• **Énoncé du problème a**: Recopiez le passage du texte sur le devoir d'information des prestataires informatiques, de « Un hôtel avait » jusqu'à « de façon automatisée. » inclus.

• **Texte extrait**:

Cet arrêt réaffirme l’importance du devoir d’information et de conseil qui pèse sur les prestataires de services informatiques et développeurs à l’égard de leurs clients, même s’il n’est pas expressément prévu dans le contrat.

Un hôtel avait commandé à une société la refonte de son site internet, incluant la mise en place d’un module e-commerce et des fonctionnalités de réservation de chambres avec paiement en ligne. Le bon de commande précisait, au sujet du paiement en ligne, « paiement sécurisé » et « cryptage SSL ».

Pour l’hôtel, la prestation relative au paiement en ligne incluait tout ce qui était nécessaire pour le bon fonctionnement opérationnel de cette fonctionnalité, et pour que les paiements puissent avoir lieu de façon automatisée.

• **Énoncé du problème b**: Transformez en tableau Markdown à deux colonnes, « N° » et « Ligne », les lignes des enregistrements allant de la ligne contenant « copy-to-button[interactable]: Copy to » jusqu'à celle contenant « new-folder-icon[interactable] [93, 25, 115, 47] » incluse, en omettant les lignes vides.

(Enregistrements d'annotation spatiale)
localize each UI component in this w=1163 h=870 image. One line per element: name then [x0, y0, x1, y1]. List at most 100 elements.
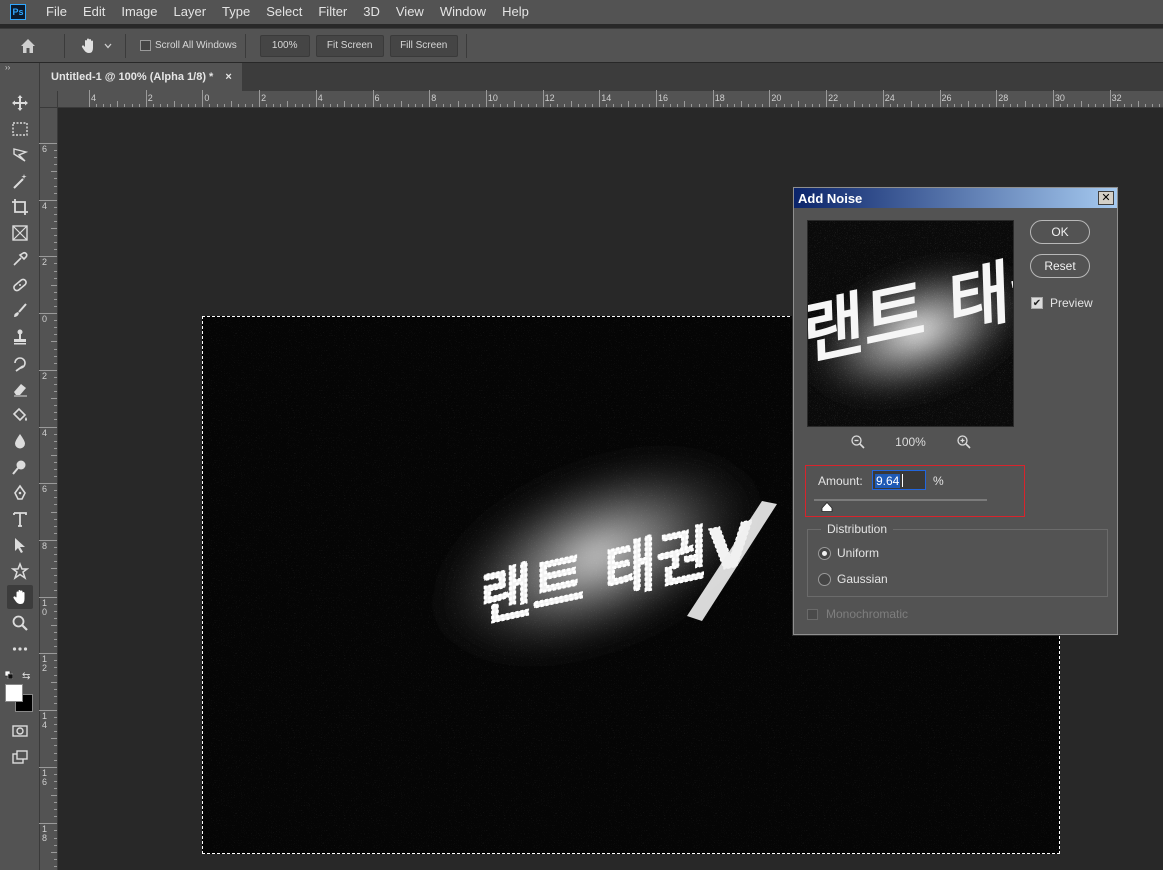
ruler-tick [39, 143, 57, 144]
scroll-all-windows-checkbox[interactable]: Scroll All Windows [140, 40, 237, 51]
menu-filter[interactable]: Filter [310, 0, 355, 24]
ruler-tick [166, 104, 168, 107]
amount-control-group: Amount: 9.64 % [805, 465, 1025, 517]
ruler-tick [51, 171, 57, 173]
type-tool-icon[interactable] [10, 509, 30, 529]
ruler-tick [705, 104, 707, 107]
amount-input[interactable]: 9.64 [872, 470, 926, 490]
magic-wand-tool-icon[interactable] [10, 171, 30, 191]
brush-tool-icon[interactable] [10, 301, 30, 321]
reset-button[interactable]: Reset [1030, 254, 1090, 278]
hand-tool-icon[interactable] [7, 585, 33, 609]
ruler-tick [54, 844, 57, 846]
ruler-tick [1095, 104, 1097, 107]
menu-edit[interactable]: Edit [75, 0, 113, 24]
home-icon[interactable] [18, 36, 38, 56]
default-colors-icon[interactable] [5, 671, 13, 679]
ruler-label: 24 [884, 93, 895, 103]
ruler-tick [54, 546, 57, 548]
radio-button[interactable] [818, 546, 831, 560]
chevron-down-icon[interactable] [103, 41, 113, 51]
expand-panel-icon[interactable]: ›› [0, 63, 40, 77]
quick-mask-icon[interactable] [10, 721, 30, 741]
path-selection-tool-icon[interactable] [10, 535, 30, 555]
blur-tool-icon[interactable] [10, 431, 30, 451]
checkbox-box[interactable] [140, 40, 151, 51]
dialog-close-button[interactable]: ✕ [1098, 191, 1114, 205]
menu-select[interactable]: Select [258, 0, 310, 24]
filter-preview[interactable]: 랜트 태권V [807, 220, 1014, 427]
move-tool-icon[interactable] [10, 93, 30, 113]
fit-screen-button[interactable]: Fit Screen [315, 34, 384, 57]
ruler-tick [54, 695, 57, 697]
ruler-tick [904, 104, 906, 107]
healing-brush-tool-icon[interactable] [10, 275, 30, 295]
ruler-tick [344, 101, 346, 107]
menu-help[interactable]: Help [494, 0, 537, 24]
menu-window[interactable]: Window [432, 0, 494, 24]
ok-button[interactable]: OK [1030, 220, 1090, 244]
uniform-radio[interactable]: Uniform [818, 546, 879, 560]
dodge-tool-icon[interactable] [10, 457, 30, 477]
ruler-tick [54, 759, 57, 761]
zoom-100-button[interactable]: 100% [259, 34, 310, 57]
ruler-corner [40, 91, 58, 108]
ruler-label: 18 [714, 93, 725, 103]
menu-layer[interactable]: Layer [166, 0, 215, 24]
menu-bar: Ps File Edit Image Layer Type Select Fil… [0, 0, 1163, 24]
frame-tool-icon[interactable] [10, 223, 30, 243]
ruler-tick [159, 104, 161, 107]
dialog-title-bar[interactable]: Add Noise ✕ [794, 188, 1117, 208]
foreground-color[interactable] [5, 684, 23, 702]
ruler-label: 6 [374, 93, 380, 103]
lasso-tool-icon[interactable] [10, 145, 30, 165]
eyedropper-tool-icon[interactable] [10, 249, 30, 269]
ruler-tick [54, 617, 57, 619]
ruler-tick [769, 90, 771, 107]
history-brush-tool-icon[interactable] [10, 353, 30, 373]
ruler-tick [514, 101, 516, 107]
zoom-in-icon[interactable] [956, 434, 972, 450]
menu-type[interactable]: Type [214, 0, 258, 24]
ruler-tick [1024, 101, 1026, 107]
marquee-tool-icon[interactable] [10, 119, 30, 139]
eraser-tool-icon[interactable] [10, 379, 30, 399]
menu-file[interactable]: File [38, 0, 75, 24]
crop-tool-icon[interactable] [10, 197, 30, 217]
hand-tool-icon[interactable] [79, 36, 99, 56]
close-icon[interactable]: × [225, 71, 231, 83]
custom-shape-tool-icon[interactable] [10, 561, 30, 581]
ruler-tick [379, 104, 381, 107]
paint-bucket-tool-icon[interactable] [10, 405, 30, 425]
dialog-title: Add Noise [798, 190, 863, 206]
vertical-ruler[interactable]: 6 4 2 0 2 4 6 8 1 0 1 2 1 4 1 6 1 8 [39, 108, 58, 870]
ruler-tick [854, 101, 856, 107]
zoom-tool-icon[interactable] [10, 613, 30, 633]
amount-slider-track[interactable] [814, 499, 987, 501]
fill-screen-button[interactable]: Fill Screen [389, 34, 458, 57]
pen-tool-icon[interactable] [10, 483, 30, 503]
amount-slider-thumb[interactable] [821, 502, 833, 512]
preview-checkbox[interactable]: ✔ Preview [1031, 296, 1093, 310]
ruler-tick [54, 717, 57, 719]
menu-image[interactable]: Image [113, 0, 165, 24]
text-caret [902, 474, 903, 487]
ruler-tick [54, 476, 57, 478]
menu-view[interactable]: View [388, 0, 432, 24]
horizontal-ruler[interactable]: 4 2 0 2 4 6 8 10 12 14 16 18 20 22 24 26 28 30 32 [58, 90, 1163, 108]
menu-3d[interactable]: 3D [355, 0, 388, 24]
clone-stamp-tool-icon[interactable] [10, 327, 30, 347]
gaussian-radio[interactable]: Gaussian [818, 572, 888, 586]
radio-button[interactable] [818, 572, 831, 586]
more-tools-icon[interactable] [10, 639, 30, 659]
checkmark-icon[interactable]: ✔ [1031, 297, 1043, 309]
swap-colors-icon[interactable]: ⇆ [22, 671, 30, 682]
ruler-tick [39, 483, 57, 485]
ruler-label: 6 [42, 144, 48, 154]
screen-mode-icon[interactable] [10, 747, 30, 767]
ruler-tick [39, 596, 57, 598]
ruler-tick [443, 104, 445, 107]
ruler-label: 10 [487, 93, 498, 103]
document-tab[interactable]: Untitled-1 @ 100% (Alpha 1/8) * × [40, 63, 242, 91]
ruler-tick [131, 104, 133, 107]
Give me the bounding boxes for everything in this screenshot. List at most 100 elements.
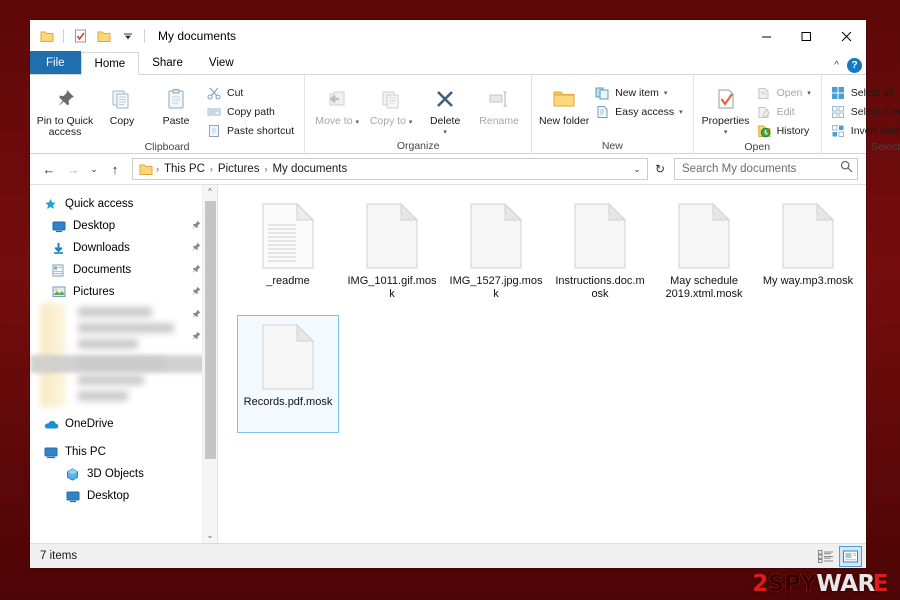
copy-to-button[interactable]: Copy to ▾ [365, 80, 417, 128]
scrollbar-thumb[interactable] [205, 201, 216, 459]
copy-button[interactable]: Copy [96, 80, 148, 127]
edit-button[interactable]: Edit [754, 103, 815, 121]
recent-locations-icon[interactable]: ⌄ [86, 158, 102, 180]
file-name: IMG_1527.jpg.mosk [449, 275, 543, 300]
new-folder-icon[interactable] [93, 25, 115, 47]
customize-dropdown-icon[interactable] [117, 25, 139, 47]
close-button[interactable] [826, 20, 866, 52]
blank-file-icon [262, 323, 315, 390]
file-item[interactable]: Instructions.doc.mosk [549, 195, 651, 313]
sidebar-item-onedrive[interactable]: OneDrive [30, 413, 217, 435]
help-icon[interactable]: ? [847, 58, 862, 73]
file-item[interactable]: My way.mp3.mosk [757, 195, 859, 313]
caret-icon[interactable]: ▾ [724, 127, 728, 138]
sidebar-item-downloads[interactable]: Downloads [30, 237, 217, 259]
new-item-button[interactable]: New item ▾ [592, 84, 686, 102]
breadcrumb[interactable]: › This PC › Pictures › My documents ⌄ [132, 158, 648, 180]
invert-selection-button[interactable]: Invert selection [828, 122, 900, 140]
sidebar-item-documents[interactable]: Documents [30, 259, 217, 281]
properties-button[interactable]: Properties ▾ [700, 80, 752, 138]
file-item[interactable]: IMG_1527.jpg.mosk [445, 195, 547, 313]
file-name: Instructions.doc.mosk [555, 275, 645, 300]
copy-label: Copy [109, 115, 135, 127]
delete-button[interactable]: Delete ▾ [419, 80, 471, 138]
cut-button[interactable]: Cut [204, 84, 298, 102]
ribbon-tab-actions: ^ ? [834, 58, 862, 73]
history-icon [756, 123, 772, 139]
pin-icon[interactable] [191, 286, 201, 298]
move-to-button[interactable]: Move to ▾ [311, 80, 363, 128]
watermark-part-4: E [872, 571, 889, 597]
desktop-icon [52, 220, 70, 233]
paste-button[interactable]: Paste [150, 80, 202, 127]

• **Résultat a**:
Un hôtel avait commandé à une société la refonte de son site internet, incluant la mise en place d’un module e-commerce et des fonctionnalités de réservation de chambres avec paiement en ligne. Le bon de commande précisait, au sujet du paiement en ligne, « paiement sécurisé » et « cryptage SSL ».

Pour l’hôtel, la prestation relative au paiement en ligne incluait tout ce qui était nécessaire pour le bon fonctionnement opérationnel de cette fonctionnalité, et pour que les paiements puissent avoir lieu de façon automatisée.

• **Résultat b**:
| N° | Ligne |
|---|---|
| 1 | copy-to-button[interactable]: Copy to ▾ [365, 80, 417, 128] |
| 2 | scrollbar-thumb[interactable] [205, 201, 216, 459] |
| 3 | copy-button[interactable]: Copy [96, 80, 148, 127] |
| 4 | edit-button[interactable]: Edit [754, 103, 815, 121] |
| 5 | recent-locations-icon[interactable]: ⌄ [86, 158, 102, 180] |
| 6 | file-name: IMG_1527.jpg.mosk [449, 275, 543, 300] |
| 7 | new-folder-icon[interactable] [93, 25, 115, 47] |